== YOUR GOAL ==
Lines containing the word "durch" should be extracted in full.

== RECORDS TO PROCESS ==
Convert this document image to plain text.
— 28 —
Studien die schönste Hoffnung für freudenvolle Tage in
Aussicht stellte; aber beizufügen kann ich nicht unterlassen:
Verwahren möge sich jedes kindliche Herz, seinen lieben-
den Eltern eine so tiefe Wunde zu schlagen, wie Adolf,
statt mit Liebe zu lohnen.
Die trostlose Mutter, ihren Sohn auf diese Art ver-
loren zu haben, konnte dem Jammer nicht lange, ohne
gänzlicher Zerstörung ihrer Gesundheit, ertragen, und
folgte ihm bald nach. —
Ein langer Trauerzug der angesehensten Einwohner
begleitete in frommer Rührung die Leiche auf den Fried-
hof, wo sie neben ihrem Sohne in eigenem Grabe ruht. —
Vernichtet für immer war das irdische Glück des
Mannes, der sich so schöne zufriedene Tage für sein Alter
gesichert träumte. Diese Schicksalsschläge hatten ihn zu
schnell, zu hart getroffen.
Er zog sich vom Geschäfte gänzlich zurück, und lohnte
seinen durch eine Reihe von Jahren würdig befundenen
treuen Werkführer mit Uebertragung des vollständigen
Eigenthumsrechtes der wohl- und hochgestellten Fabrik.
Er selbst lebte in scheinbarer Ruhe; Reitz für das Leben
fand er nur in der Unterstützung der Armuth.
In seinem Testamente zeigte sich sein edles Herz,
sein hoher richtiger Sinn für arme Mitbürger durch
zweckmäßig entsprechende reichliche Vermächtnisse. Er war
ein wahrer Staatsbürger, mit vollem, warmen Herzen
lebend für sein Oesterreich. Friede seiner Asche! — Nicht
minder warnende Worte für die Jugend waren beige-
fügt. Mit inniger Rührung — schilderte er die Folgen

== SOLVED PROBLEM ==
seinen durch eine Reihe von Jahren würdig befundenen
sein hoher richtiger Sinn für arme Mitbürger durch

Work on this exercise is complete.